• Aim: Pictures do not belong in your copy. Repeat all the other data exactly.
___ Records for this exercise ___
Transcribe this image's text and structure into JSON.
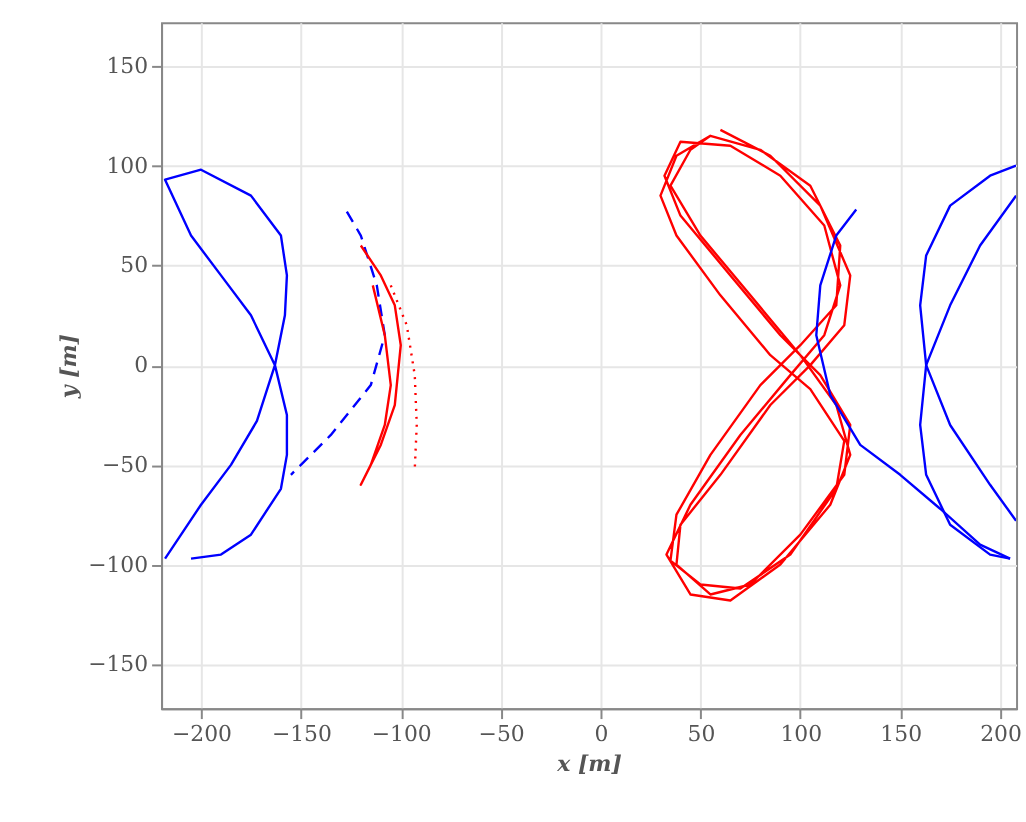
{
  "chart_data": {
    "type": "line",
    "xlabel": "x [m]",
    "ylabel": "y [m]",
    "xlim": [
      -220,
      208
    ],
    "ylim": [
      -172,
      172
    ],
    "xticks": [
      -200,
      -150,
      -100,
      -50,
      0,
      50,
      100,
      150,
      200
    ],
    "yticks": [
      -150,
      -100,
      -50,
      0,
      50,
      100,
      150
    ],
    "grid": true,
    "marker": "none",
    "series": [
      {
        "color": "#0000ff",
        "line_style": "solid",
        "x": [
          -218,
          -200,
          -185,
          -172,
          -163,
          -158,
          -157,
          -160,
          -175,
          -200,
          -218,
          -205,
          -190,
          -175,
          -163,
          -157,
          -157,
          -160,
          -175,
          -190,
          -205
        ],
        "values": [
          -97,
          -70,
          -50,
          -28,
          0,
          25,
          45,
          65,
          85,
          98,
          93,
          65,
          45,
          25,
          0,
          -25,
          -45,
          -62,
          -85,
          -95,
          -97
        ]
      },
      {
        "color": "#0000ff",
        "line_style": "dashed",
        "x": [
          -127,
          -120,
          -112,
          -108,
          -115,
          -135,
          -155
        ],
        "values": [
          77,
          65,
          40,
          15,
          -10,
          -35,
          -55
        ]
      },
      {
        "color": "#ff0000",
        "line_style": "solid",
        "x": [
          -120,
          -110,
          -103,
          -100,
          -103,
          -110,
          -120,
          -115,
          -108,
          -105,
          -108,
          -114
        ],
        "values": [
          60,
          45,
          30,
          10,
          -20,
          -40,
          -60,
          -50,
          -30,
          -10,
          15,
          40
        ]
      },
      {
        "color": "#ff0000",
        "line_style": "dotted",
        "x": [
          -105,
          -97,
          -93,
          -92,
          -93
        ],
        "values": [
          40,
          20,
          -5,
          -30,
          -52
        ]
      },
      {
        "color": "#ff0000",
        "line_style": "solid",
        "x": [
          60,
          85,
          110,
          125,
          122,
          105,
          85,
          60,
          40,
          38,
          55,
          75,
          100,
          122,
          125,
          110,
          90,
          65,
          40,
          32,
          40,
          65,
          90,
          112,
          120,
          112,
          95,
          70,
          45,
          33,
          45,
          65,
          90,
          115,
          125,
          118,
          100,
          75,
          50,
          35,
          45,
          55,
          80,
          105,
          120,
          118,
          100,
          80,
          55,
          38,
          35,
          50,
          70,
          95,
          118,
          122,
          105,
          85,
          60,
          38,
          30,
          38,
          55
        ],
        "values": [
          118,
          105,
          80,
          45,
          20,
          0,
          -20,
          -55,
          -80,
          -100,
          -115,
          -110,
          -85,
          -55,
          -30,
          -5,
          15,
          45,
          75,
          95,
          112,
          110,
          95,
          70,
          40,
          15,
          -5,
          -35,
          -70,
          -95,
          -115,
          -118,
          -100,
          -70,
          -45,
          -20,
          5,
          35,
          65,
          90,
          108,
          115,
          108,
          90,
          60,
          30,
          10,
          -10,
          -45,
          -75,
          -98,
          -110,
          -112,
          -95,
          -62,
          -38,
          -12,
          5,
          35,
          65,
          85,
          105,
          115
        ]
      },
      {
        "color": "#0000ff",
        "line_style": "solid",
        "x": [
          128,
          118,
          110,
          108,
          115,
          130,
          150,
          170,
          190,
          205
        ],
        "values": [
          78,
          65,
          40,
          15,
          -15,
          -40,
          -55,
          -72,
          -90,
          -97
        ]
      },
      {
        "color": "#0000ff",
        "line_style": "solid",
        "x": [
          208,
          195,
          175,
          163,
          160,
          163,
          175,
          195,
          208
        ],
        "values": [
          100,
          95,
          80,
          55,
          30,
          0,
          -30,
          -60,
          -78
        ]
      },
      {
        "color": "#0000ff",
        "line_style": "solid",
        "x": [
          208,
          190,
          175,
          163,
          160,
          163,
          175,
          195,
          205
        ],
        "values": [
          85,
          60,
          30,
          0,
          -30,
          -55,
          -80,
          -95,
          -97
        ]
      }
    ]
  }
}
___
• Finished task:
Transcribe this image's text and structure into JSON.
{
  "chart_data": {
    "type": "line",
    "xlabel": "x [m]",
    "ylabel": "y [m]",
    "xlim": [
      -220,
      208
    ],
    "ylim": [
      -172,
      172
    ],
    "xticks": [
      -200,
      -150,
      -100,
      -50,
      0,
      50,
      100,
      150,
      200
    ],
    "yticks": [
      -150,
      -100,
      -50,
      0,
      50,
      100,
      150
    ],
    "grid": true,
    "marker": "none",
    "series": [
      {
        "color": "#0000ff",
        "line_style": "solid",
        "x": [
          -218,
          -200,
          -185,
          -172,
          -163,
          -158,
          -157,
          -160,
          -175,
          -200,
          -218,
          -205,
          -190,
          -175,
          -163,
          -157,
          -157,
          -160,
          -175,
          -190,
          -205
        ],
        "values": [
          -97,
          -70,
          -50,
          -28,
          0,
          25,
          45,
          65,
          85,
          98,
          93,
          65,
          45,
          25,
          0,
          -25,
          -45,
          -62,
          -85,
          -95,
          -97
        ]
      },
      {
        "color": "#0000ff",
        "line_style": "dashed",
        "x": [
          -127,
          -120,
          -112,
          -108,
          -115,
          -135,
          -155
        ],
        "values": [
          77,
          65,
          40,
          15,
          -10,
          -35,
          -55
        ]
      },
      {
        "color": "#ff0000",
        "line_style": "solid",
        "x": [
          -120,
          -110,
          -103,
          -100,
          -103,
          -110,
          -120,
          -115,
          -108,
          -105,
          -108,
          -114
        ],
        "values": [
          60,
          45,
          30,
          10,
          -20,
          -40,
          -60,
          -50,
          -30,
          -10,
          15,
          40
        ]
      },
      {
        "color": "#ff0000",
        "line_style": "dotted",
        "x": [
          -105,
          -97,
          -93,
          -92,
          -93
        ],
        "values": [
          40,
          20,
          -5,
          -30,
          -52
        ]
      },
      {
        "color": "#ff0000",
        "line_style": "solid",
        "x": [
          60,
          85,
          110,
          125,
          122,
          105,
          85,
          60,
          40,
          38,
          55,
          75,
          100,
          122,
          125,
          110,
          90,
          65,
          40,
          32,
          40,
          65,
          90,
          112,
          120,
          112,
          95,
          70,
          45,
          33,
          45,
          65,
          90,
          115,
          125,
          118,
          100,
          75,
          50,
          35,
          45,
          55,
          80,
          105,
          120,
          118,
          100,
          80,
          55,
          38,
          35,
          50,
          70,
          95,
          118,
          122,
          105,
          85,
          60,
          38,
          30,
          38,
          55
        ],
        "values": [
          118,
          105,
          80,
          45,
          20,
          0,
          -20,
          -55,
          -80,
          -100,
          -115,
          -110,
          -85,
          -55,
          -30,
          -5,
          15,
          45,
          75,
          95,
          112,
          110,
          95,
          70,
          40,
          15,
          -5,
          -35,
          -70,
          -95,
          -115,
          -118,
          -100,
          -70,
          -45,
          -20,
          5,
          35,
          65,
          90,
          108,
          115,
          108,
          90,
          60,
          30,
          10,
          -10,
          -45,
          -75,
          -98,
          -110,
          -112,
          -95,
          -62,
          -38,
          -12,
          5,
          35,
          65,
          85,
          105,
          115
        ]
      },
      {
        "color": "#0000ff",
        "line_style": "solid",
        "x": [
          128,
          118,
          110,
          108,
          115,
          130,
          150,
          170,
          190,
          205
        ],
        "values": [
          78,
          65,
          40,
          15,
          -15,
          -40,
          -55,
          -72,
          -90,
          -97
        ]
      },
      {
        "color": "#0000ff",
        "line_style": "solid",
        "x": [
          208,
          195,
          175,
          163,
          160,
          163,
          175,
          195,
          208
        ],
        "values": [
          100,
          95,
          80,
          55,
          30,
          0,
          -30,
          -60,
          -78
        ]
      },
      {
        "color": "#0000ff",
        "line_style": "solid",
        "x": [
          208,
          190,
          175,
          163,
          160,
          163,
          175,
          195,
          205
        ],
        "values": [
          85,
          60,
          30,
          0,
          -30,
          -55,
          -80,
          -95,
          -97
        ]
      }
    ]
  }
}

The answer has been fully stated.